> **What this task involves**
Your task is to copy every line of the entries that contains "للتنبيه".

━━ Provided records ━━

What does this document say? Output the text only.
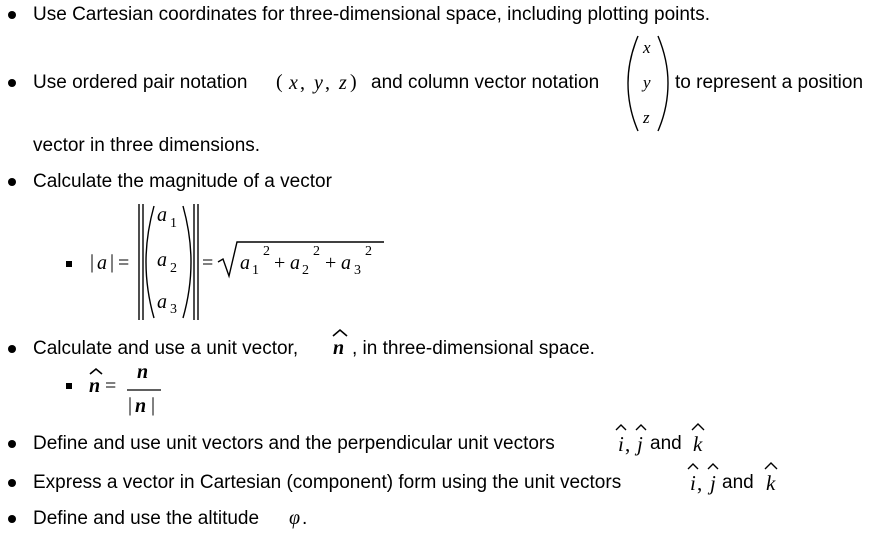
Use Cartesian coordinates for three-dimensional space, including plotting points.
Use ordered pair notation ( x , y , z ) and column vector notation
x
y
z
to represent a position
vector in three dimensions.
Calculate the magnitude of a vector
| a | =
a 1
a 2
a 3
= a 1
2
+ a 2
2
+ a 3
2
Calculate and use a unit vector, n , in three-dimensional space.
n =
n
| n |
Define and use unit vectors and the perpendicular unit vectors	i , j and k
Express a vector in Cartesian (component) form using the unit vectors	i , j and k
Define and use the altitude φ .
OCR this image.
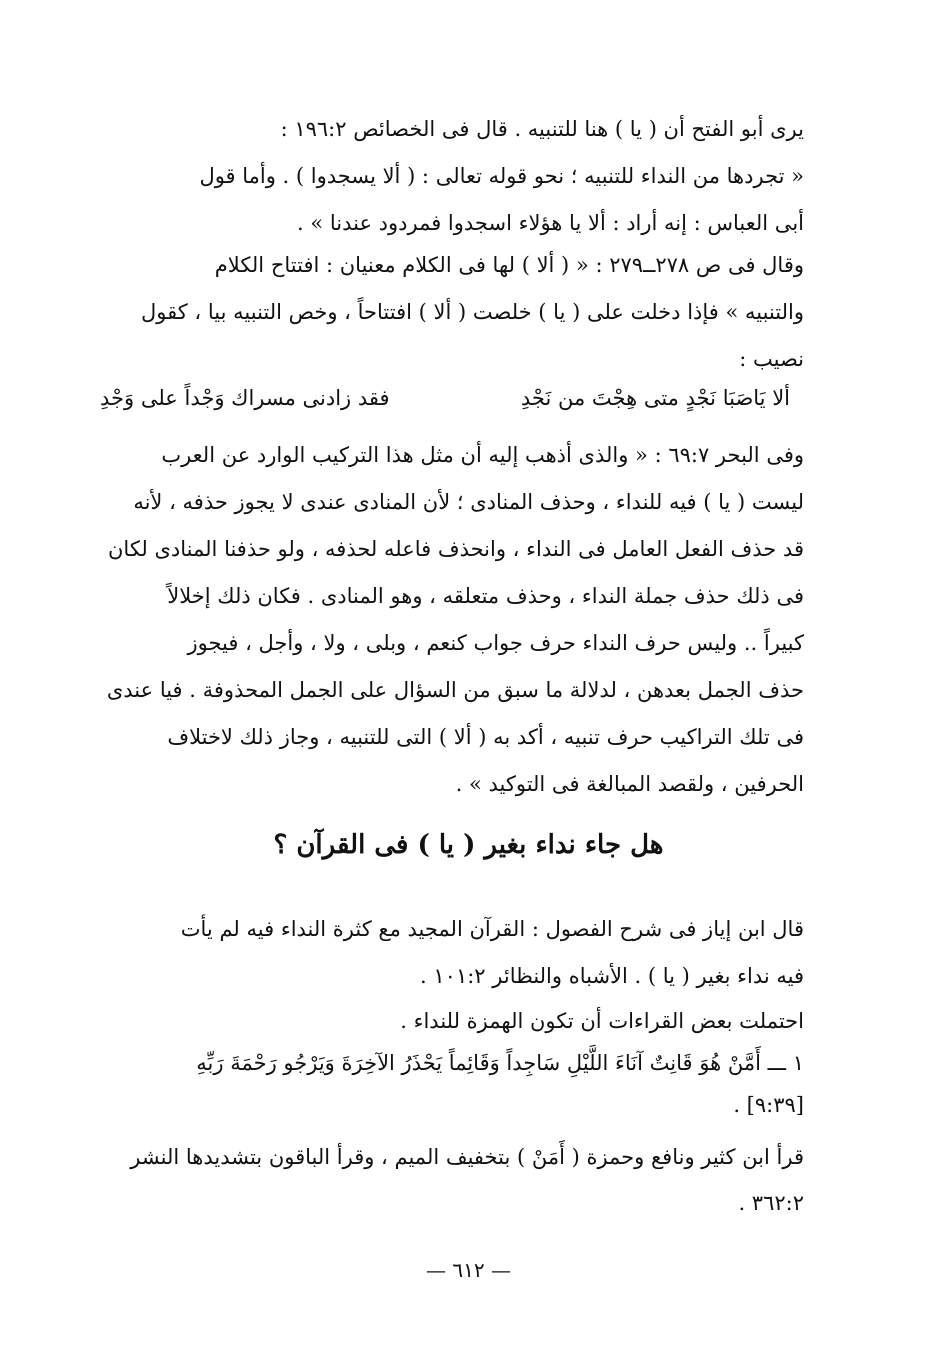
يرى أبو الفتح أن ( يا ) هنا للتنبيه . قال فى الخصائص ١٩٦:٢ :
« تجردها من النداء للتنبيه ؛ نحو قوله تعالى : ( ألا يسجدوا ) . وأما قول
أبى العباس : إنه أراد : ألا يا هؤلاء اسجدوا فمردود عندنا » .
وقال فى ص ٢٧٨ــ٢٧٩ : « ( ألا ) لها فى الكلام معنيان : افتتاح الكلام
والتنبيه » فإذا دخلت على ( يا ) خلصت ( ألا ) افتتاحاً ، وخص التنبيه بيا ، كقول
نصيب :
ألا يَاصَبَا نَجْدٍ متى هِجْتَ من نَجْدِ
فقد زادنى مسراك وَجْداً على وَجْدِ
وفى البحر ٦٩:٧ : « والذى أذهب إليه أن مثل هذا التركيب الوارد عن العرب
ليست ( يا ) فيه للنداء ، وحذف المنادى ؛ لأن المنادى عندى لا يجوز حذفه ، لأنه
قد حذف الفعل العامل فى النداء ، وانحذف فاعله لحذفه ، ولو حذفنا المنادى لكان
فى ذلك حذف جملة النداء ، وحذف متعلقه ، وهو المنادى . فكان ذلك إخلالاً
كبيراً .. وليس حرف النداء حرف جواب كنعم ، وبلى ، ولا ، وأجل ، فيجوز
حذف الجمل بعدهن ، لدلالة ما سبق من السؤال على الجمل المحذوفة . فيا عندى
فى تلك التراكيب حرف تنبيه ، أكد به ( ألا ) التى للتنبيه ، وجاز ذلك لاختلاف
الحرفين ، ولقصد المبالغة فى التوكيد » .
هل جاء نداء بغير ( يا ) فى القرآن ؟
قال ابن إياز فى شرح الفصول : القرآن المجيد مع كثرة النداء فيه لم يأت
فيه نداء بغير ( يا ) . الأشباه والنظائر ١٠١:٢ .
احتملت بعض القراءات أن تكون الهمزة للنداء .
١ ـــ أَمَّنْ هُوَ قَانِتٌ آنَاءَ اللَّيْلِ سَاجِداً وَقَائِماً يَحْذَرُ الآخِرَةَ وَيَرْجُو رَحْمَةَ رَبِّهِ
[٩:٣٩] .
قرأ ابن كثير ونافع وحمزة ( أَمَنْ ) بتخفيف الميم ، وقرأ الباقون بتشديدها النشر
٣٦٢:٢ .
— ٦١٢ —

━━━
━━ Provided records ━━

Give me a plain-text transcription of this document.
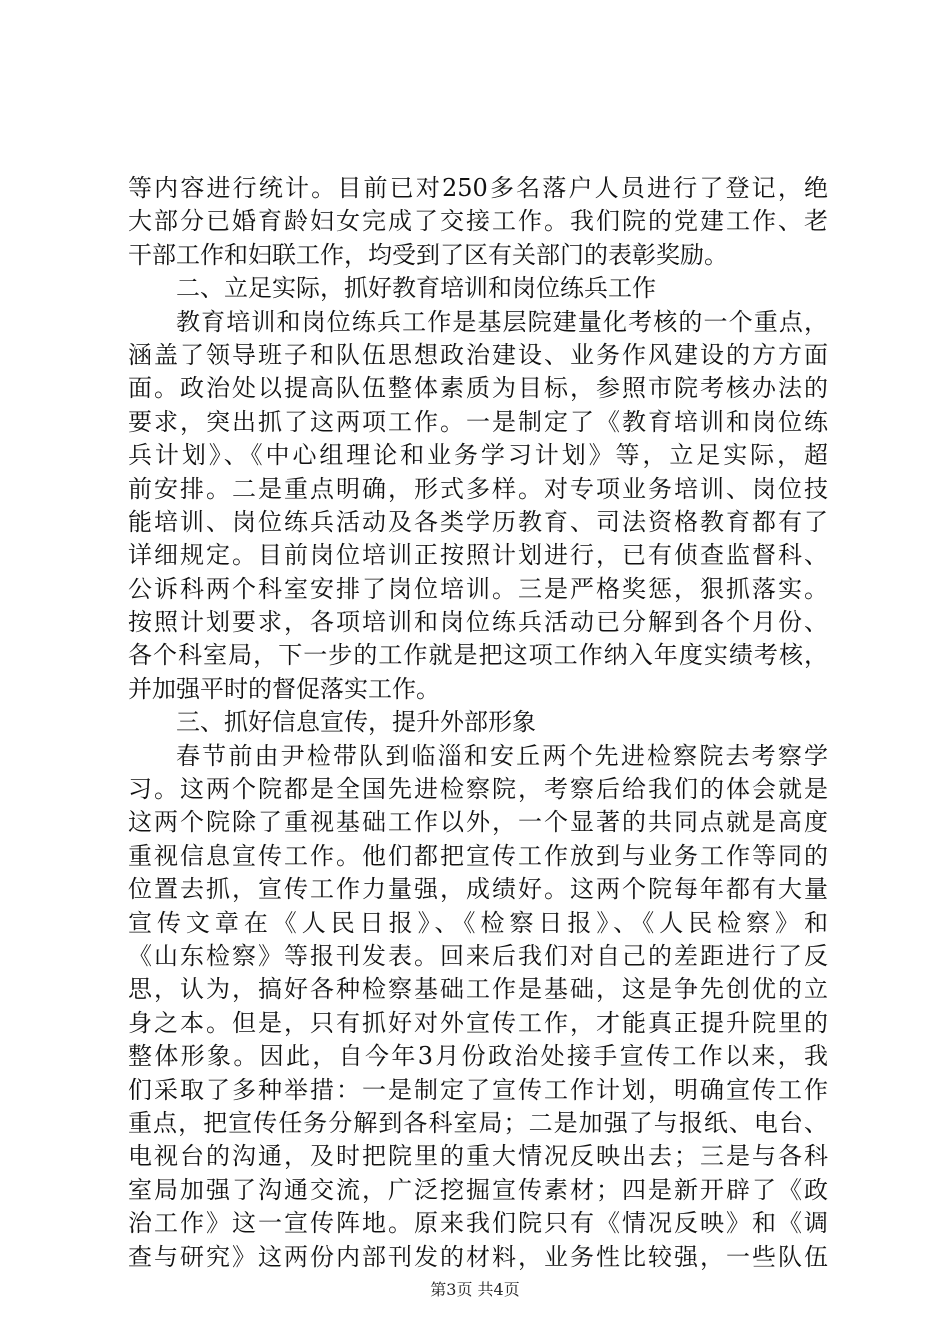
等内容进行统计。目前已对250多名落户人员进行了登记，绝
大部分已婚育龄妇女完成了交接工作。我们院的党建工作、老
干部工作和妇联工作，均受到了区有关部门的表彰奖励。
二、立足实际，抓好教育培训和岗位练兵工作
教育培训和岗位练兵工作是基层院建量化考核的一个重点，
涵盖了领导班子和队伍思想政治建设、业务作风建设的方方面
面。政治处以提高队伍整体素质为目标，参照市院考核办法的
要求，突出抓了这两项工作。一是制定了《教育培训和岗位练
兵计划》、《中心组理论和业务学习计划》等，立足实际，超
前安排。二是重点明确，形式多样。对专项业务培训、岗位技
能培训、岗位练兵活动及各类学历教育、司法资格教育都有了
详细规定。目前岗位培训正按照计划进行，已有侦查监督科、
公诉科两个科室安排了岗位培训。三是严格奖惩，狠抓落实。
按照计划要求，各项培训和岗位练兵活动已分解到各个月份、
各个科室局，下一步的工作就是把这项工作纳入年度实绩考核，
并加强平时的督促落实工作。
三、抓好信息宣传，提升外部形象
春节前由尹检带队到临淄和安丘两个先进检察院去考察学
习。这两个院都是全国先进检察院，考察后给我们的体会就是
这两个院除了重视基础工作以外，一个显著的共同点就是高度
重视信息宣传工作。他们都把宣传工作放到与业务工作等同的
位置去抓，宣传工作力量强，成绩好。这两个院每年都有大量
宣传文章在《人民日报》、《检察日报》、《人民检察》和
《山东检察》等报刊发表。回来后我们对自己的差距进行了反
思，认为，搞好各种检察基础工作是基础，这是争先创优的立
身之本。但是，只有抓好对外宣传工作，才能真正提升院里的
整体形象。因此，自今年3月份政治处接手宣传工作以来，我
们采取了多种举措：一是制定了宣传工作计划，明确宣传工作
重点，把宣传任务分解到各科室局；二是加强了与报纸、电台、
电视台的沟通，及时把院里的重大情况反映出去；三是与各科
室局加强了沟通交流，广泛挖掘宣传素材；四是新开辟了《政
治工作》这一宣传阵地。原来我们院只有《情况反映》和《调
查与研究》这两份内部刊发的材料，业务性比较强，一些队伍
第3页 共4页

━━━

> **The completed task**
يرى أبو الفتح أن ( يا ) هنا للتنبيه . قال فى الخصائص ١٩٦:٢ :
« تجردها من النداء للتنبيه ؛ نحو قوله تعالى : ( ألا يسجدوا ) . وأما قول
فى تلك التراكيب حرف تنبيه ، أكد به ( ألا ) التى للتنبيه ، وجاز ذلك لاختلاف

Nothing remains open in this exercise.